* [TASK TO COMPLETE]:
Make an exact copy of the entries below with the pictures removed.

* [LISTED RECORDS]:
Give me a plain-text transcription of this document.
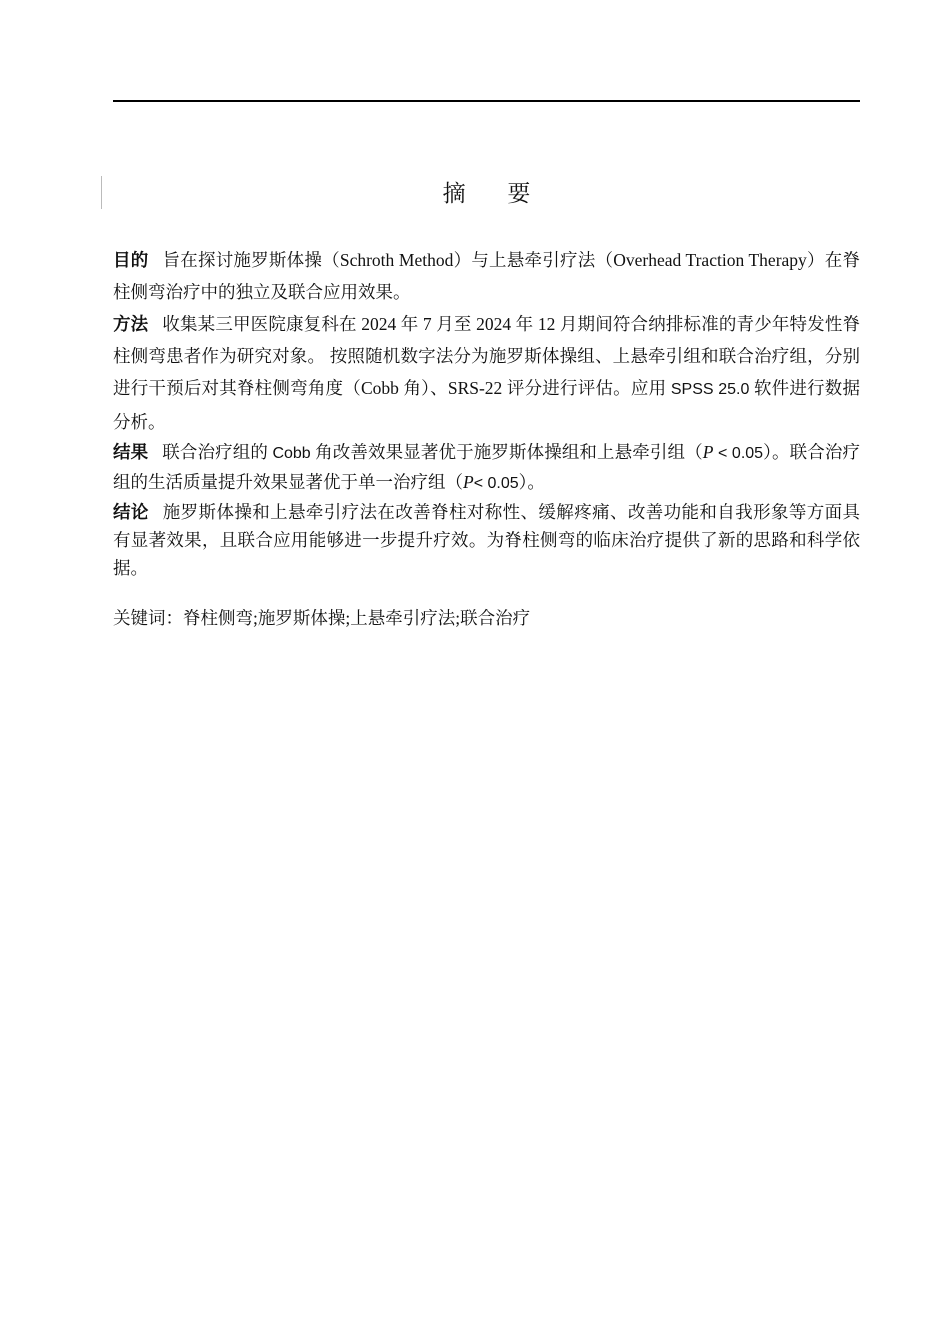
摘 要

目的 旨在探讨施罗斯体操（Schroth Method）与上悬牵引疗法（Overhead Traction Therapy）在脊柱侧弯治疗中的独立及联合应用效果。

方法 收集某三甲医院康复科在 2024 年 7 月至 2024 年 12 月期间符合纳排标准的青少年特发性脊柱侧弯患者作为研究对象。 按照随机数字法分为施罗斯体操组、上悬牵引组和联合治疗组，分别进行干预后对其脊柱侧弯角度（Cobb 角）、SRS-22 评分进行评估。应用 SPSS 25.0 软件进行数据分析。

结果 联合治疗组的 Cobb 角改善效果显著优于施罗斯体操组和上悬牵引组（P < 0.05）。联合治疗组的生活质量提升效果显著优于单一治疗组（P< 0.05）。

结论 施罗斯体操和上悬牵引疗法在改善脊柱对称性、缓解疼痛、改善功能和自我形象等方面具有显著效果，且联合应用能够进一步提升疗效。为脊柱侧弯的临床治疗提供了新的思路和科学依据。

关键词：脊柱侧弯;施罗斯体操;上悬牵引疗法;联合治疗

* [COMPLETED TASK]:
Give me a plain-text transcription of this document.
摘 要

目的 旨在探讨施罗斯体操（Schroth Method）与上悬牵引疗法（Overhead Traction Therapy）在脊柱侧弯治疗中的独立及联合应用效果。

方法 收集某三甲医院康复科在 2024 年 7 月至 2024 年 12 月期间符合纳排标准的青少年特发性脊柱侧弯患者作为研究对象。 按照随机数字法分为施罗斯体操组、上悬牵引组和联合治疗组，分别进行干预后对其脊柱侧弯角度（Cobb 角）、SRS-22 评分进行评估。应用 SPSS 25.0 软件进行数据分析。

结果 联合治疗组的 Cobb 角改善效果显著优于施罗斯体操组和上悬牵引组（P < 0.05）。联合治疗组的生活质量提升效果显著优于单一治疗组（P< 0.05）。

结论 施罗斯体操和上悬牵引疗法在改善脊柱对称性、缓解疼痛、改善功能和自我形象等方面具有显著效果，且联合应用能够进一步提升疗效。为脊柱侧弯的临床治疗提供了新的思路和科学依据。

关键词：脊柱侧弯;施罗斯体操;上悬牵引疗法;联合治疗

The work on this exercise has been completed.